▶ **Stated task**
Write out, precisely and in full, each line of the material.

>> start Entries provided

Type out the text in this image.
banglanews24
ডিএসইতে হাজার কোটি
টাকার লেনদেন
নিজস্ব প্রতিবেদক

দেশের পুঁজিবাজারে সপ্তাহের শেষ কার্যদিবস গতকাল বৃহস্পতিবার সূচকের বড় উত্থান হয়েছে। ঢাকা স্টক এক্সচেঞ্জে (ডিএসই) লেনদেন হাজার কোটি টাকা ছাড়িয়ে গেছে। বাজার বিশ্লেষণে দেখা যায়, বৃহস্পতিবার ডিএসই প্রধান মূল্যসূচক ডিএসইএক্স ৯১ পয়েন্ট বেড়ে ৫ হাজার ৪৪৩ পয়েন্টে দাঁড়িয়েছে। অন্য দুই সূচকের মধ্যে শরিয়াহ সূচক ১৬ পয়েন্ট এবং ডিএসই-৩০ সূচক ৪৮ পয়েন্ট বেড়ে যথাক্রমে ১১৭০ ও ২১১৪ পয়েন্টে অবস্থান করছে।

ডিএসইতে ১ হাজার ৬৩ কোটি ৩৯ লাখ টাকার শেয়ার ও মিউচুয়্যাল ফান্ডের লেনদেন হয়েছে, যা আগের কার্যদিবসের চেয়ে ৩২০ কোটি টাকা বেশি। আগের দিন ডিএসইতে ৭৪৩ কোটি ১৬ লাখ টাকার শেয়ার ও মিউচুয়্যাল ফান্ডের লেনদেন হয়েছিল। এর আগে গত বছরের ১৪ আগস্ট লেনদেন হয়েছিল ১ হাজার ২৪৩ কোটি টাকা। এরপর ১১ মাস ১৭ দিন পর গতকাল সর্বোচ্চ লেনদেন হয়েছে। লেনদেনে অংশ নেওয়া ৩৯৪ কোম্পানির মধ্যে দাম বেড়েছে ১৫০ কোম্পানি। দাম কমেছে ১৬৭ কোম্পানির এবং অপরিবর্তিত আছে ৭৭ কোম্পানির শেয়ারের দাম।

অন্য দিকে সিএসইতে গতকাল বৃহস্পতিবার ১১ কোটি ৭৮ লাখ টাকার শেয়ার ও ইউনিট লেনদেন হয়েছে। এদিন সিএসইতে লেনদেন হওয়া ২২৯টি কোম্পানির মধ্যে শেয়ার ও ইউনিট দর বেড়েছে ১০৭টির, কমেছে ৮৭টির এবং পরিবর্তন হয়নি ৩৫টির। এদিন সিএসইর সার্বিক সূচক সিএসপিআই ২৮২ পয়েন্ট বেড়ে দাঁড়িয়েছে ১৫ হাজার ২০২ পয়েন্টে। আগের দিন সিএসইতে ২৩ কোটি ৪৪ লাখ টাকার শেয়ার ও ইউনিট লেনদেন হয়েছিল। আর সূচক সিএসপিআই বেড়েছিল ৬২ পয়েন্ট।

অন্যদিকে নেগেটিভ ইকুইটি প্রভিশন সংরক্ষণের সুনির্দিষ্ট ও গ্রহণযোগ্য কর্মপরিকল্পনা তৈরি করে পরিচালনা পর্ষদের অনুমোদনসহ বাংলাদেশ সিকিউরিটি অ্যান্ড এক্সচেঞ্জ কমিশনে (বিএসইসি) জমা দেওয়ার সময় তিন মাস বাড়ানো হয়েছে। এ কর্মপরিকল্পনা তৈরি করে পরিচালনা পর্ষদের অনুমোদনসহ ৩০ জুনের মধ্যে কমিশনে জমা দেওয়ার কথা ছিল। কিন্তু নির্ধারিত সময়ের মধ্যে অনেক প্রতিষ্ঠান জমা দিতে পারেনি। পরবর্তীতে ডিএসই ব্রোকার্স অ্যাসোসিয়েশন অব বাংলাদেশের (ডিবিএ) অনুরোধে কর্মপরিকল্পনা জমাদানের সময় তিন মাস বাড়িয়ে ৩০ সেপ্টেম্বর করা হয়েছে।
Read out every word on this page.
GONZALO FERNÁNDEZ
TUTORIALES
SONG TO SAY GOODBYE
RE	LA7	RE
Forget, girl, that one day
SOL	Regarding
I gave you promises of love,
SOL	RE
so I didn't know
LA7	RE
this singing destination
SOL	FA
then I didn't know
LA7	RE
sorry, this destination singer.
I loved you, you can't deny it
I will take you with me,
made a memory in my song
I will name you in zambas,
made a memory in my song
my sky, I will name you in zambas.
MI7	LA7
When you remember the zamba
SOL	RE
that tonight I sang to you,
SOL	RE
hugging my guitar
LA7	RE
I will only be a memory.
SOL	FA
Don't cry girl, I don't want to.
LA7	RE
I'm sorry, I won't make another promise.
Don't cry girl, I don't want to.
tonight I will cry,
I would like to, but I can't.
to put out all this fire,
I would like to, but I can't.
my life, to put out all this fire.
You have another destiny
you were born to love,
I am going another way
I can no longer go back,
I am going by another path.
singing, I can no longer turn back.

>> end Entries provided

▶ **Reply**
Type out the text in this image.
banglanews24
ডিএসইতে হাজার কোটি
টাকার লেনদেন
নিজস্ব প্রতিবেদক

দেশের পুঁজিবাজারে সপ্তাহের শেষ কার্যদিবস গতকাল বৃহস্পতিবার সূচকের বড় উত্থান হয়েছে। ঢাকা স্টক এক্সচেঞ্জে (ডিএসই) লেনদেন হাজার কোটি টাকা ছাড়িয়ে গেছে। বাজার বিশ্লেষণে দেখা যায়, বৃহস্পতিবার ডিএসই প্রধান মূল্যসূচক ডিএসইএক্স ৯১ পয়েন্ট বেড়ে ৫ হাজার ৪৪৩ পয়েন্টে দাঁড়িয়েছে। অন্য দুই সূচকের মধ্যে শরিয়াহ সূচক ১৬ পয়েন্ট এবং ডিএসই-৩০ সূচক ৪৮ পয়েন্ট বেড়ে যথাক্রমে ১১৭০ ও ২১১৪ পয়েন্টে অবস্থান করছে।

ডিএসইতে ১ হাজার ৬৩ কোটি ৩৯ লাখ টাকার শেয়ার ও মিউচুয়্যাল ফান্ডের লেনদেন হয়েছে, যা আগের কার্যদিবসের চেয়ে ৩২০ কোটি টাকা বেশি। আগের দিন ডিএসইতে ৭৪৩ কোটি ১৬ লাখ টাকার শেয়ার ও মিউচুয়্যাল ফান্ডের লেনদেন হয়েছিল। এর আগে গত বছরের ১৪ আগস্ট লেনদেন হয়েছিল ১ হাজার ২৪৩ কোটি টাকা। এরপর ১১ মাস ১৭ দিন পর গতকাল সর্বোচ্চ লেনদেন হয়েছে। লেনদেনে অংশ নেওয়া ৩৯৪ কোম্পানির মধ্যে দাম বেড়েছে ১৫০ কোম্পানি। দাম কমেছে ১৬৭ কোম্পানির এবং অপরিবর্তিত আছে ৭৭ কোম্পানির শেয়ারের দাম।

অন্য দিকে সিএসইতে গতকাল বৃহস্পতিবার ১১ কোটি ৭৮ লাখ টাকার শেয়ার ও ইউনিট লেনদেন হয়েছে। এদিন সিএসইতে লেনদেন হওয়া ২২৯টি কোম্পানির মধ্যে শেয়ার ও ইউনিট দর বেড়েছে ১০৭টির, কমেছে ৮৭টির এবং পরিবর্তন হয়নি ৩৫টির। এদিন সিএসইর সার্বিক সূচক সিএসপিআই ২৮২ পয়েন্ট বেড়ে দাঁড়িয়েছে ১৫ হাজার ২০২ পয়েন্টে। আগের দিন সিএসইতে ২৩ কোটি ৪৪ লাখ টাকার শেয়ার ও ইউনিট লেনদেন হয়েছিল। আর সূচক সিএসপিআই বেড়েছিল ৬২ পয়েন্ট।

অন্যদিকে নেগেটিভ ইকুইটি প্রভিশন সংরক্ষণের সুনির্দিষ্ট ও গ্রহণযোগ্য কর্মপরিকল্পনা তৈরি করে পরিচালনা পর্ষদের অনুমোদনসহ বাংলাদেশ সিকিউরিটি অ্যান্ড এক্সচেঞ্জ কমিশনে (বিএসইসি) জমা দেওয়ার সময় তিন মাস বাড়ানো হয়েছে। এ কর্মপরিকল্পনা তৈরি করে পরিচালনা পর্ষদের অনুমোদনসহ ৩০ জুনের মধ্যে কমিশনে জমা দেওয়ার কথা ছিল। কিন্তু নির্ধারিত সময়ের মধ্যে অনেক প্রতিষ্ঠান জমা দিতে পারেনি। পরবর্তীতে ডিএসই ব্রোকার্স অ্যাসোসিয়েশন অব বাংলাদেশের (ডিবিএ) অনুরোধে কর্মপরিকল্পনা জমাদানের সময় তিন মাস বাড়িয়ে ৩০ সেপ্টেম্বর করা হয়েছে।
Read out every word on this page.
GONZALO FERNÁNDEZ
TUTORIALES
SONG TO SAY GOODBYE
RE	LA7	RE
Forget, girl, that one day
SOL	Regarding
I gave you promises of love,
SOL	RE
so I didn't know
LA7	RE
this singing destination
SOL	FA
then I didn't know
LA7	RE
sorry, this destination singer.
I loved you, you can't deny it
I will take you with me,
made a memory in my song
I will name you in zambas,
made a memory in my song
my sky, I will name you in zambas.
MI7	LA7
When you remember the zamba
SOL	RE
that tonight I sang to you,
SOL	RE
hugging my guitar
LA7	RE
I will only be a memory.
SOL	FA
Don't cry girl, I don't want to.
LA7	RE
I'm sorry, I won't make another promise.
Don't cry girl, I don't want to.
tonight I will cry,
I would like to, but I can't.
to put out all this fire,
I would like to, but I can't.
my life, to put out all this fire.
You have another destiny
you were born to love,
I am going another way
I can no longer go back,
I am going by another path.
singing, I can no longer turn back.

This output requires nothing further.